(Dataset items)
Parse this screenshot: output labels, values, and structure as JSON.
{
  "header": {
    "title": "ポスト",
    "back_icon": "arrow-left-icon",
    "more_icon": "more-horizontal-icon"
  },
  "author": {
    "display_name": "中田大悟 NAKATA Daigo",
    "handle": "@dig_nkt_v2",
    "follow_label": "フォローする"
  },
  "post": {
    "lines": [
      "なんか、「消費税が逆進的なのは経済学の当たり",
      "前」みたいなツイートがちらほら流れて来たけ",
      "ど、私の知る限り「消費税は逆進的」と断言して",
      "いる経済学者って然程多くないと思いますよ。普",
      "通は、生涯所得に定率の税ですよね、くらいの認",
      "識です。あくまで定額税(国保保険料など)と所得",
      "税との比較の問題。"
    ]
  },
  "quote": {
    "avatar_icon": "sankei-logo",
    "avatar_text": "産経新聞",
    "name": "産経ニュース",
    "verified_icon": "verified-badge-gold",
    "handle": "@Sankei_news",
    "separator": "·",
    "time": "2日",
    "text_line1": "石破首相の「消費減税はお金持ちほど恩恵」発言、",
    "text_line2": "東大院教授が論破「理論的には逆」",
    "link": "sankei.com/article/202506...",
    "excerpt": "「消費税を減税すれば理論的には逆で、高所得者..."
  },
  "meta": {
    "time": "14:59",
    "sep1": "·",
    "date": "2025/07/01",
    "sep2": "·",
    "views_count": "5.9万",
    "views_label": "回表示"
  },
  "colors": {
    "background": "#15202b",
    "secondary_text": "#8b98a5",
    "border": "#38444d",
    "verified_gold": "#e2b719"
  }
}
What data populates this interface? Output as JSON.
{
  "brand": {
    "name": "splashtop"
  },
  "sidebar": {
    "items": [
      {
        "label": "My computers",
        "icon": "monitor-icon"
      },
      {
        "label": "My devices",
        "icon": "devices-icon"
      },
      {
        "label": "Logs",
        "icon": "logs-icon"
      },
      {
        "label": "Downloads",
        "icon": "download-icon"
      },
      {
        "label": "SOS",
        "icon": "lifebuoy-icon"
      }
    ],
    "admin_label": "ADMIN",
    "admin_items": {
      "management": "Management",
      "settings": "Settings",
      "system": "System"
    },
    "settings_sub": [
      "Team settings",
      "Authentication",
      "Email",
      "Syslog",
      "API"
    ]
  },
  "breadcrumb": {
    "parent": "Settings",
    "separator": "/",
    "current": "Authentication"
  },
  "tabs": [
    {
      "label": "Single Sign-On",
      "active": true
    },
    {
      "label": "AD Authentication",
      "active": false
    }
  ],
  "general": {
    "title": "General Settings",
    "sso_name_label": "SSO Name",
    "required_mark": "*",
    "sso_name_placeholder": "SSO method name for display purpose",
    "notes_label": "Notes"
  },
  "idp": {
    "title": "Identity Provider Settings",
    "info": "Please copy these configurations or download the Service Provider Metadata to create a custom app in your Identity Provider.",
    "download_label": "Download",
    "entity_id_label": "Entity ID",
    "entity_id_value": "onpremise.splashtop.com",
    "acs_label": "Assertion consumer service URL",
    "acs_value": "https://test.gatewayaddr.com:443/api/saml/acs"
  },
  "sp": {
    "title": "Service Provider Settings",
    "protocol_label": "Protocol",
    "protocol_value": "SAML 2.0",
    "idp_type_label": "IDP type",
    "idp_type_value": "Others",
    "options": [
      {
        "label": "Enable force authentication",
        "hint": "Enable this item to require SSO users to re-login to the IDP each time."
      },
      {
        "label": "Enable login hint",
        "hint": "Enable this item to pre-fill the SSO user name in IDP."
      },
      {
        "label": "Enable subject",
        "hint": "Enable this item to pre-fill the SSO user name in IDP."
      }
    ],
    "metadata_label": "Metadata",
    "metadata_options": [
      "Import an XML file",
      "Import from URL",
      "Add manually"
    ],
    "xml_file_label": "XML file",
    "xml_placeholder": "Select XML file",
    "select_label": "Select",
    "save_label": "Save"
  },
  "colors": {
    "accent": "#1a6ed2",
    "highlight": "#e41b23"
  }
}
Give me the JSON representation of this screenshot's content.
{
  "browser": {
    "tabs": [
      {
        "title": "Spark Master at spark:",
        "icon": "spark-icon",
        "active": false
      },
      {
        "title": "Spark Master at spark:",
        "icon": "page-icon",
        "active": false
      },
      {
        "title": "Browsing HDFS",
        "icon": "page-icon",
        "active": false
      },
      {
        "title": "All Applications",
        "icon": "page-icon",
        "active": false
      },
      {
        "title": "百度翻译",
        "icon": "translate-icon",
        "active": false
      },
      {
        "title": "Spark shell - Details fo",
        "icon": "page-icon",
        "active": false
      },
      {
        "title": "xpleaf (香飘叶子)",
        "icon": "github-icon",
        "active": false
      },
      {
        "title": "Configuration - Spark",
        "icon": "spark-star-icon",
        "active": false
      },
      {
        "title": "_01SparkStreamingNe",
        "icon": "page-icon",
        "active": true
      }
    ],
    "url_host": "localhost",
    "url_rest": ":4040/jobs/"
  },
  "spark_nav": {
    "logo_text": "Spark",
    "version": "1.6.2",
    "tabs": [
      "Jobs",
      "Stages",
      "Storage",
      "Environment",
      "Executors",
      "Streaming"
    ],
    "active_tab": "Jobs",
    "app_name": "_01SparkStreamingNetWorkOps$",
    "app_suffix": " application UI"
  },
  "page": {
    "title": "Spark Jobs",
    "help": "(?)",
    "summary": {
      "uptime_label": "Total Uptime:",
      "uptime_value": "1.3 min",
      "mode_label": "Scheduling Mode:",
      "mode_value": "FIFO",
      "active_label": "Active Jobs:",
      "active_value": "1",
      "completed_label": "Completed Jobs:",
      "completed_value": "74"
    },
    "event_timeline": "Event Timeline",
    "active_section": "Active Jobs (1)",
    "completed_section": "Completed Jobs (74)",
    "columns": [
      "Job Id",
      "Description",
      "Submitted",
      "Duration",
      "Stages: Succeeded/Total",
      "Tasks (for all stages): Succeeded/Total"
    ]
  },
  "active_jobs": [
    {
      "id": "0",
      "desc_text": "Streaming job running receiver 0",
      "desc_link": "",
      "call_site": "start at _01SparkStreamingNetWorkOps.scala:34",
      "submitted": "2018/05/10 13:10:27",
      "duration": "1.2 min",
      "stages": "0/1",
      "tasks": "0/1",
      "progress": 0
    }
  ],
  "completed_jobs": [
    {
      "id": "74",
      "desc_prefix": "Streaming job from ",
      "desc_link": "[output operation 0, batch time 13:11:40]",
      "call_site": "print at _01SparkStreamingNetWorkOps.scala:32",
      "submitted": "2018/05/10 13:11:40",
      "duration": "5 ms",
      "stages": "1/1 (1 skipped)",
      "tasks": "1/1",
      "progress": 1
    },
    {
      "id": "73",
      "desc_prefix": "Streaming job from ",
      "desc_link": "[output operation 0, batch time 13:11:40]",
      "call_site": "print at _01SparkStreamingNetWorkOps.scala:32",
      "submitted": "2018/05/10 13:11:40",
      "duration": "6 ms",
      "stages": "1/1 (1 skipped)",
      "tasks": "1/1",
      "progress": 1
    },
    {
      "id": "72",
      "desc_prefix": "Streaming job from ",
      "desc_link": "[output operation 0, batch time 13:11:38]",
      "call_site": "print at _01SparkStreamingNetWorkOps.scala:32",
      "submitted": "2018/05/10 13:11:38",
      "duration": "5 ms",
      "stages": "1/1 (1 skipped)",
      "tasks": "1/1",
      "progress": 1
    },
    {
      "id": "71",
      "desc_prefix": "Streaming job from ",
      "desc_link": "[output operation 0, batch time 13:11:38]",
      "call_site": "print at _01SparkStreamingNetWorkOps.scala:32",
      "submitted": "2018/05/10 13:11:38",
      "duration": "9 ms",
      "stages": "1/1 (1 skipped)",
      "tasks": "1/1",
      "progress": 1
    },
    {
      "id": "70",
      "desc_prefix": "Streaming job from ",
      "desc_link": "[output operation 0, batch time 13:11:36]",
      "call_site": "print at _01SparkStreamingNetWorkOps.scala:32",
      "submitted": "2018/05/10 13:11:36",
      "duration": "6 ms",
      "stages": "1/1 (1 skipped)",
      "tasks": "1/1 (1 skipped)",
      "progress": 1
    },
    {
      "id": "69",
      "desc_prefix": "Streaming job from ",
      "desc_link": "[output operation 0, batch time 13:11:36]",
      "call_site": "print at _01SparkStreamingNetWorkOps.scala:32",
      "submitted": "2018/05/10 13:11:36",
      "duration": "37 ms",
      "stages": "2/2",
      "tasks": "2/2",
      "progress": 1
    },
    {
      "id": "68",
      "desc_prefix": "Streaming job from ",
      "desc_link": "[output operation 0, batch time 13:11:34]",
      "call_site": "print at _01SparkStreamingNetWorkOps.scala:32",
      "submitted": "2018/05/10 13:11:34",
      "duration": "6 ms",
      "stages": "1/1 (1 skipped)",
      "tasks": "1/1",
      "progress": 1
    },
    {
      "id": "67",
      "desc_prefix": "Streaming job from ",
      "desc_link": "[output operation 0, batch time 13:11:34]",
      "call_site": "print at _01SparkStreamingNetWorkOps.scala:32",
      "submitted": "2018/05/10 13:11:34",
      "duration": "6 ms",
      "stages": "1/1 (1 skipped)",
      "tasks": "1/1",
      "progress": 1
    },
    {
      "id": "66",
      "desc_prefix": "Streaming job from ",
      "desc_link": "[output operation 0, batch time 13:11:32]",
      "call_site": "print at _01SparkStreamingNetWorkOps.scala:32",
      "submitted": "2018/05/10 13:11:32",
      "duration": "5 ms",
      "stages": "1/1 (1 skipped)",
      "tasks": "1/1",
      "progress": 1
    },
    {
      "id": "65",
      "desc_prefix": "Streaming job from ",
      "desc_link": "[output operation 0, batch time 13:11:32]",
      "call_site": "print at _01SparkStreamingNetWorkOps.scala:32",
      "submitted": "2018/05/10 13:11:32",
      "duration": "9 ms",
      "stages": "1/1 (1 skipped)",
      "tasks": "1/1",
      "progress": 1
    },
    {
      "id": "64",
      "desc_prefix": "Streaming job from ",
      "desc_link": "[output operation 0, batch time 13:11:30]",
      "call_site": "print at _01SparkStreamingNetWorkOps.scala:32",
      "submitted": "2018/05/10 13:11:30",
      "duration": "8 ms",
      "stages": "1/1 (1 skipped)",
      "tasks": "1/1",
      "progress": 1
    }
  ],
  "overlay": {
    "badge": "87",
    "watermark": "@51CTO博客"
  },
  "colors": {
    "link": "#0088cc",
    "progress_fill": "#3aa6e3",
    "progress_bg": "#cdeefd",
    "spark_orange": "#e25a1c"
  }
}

* Task directions
Find each line holding the string "Succeeded" and copy it out.

* Written response
      "Stages: Succeeded/Total",
      "Tasks (for all stages): Succeeded/Total"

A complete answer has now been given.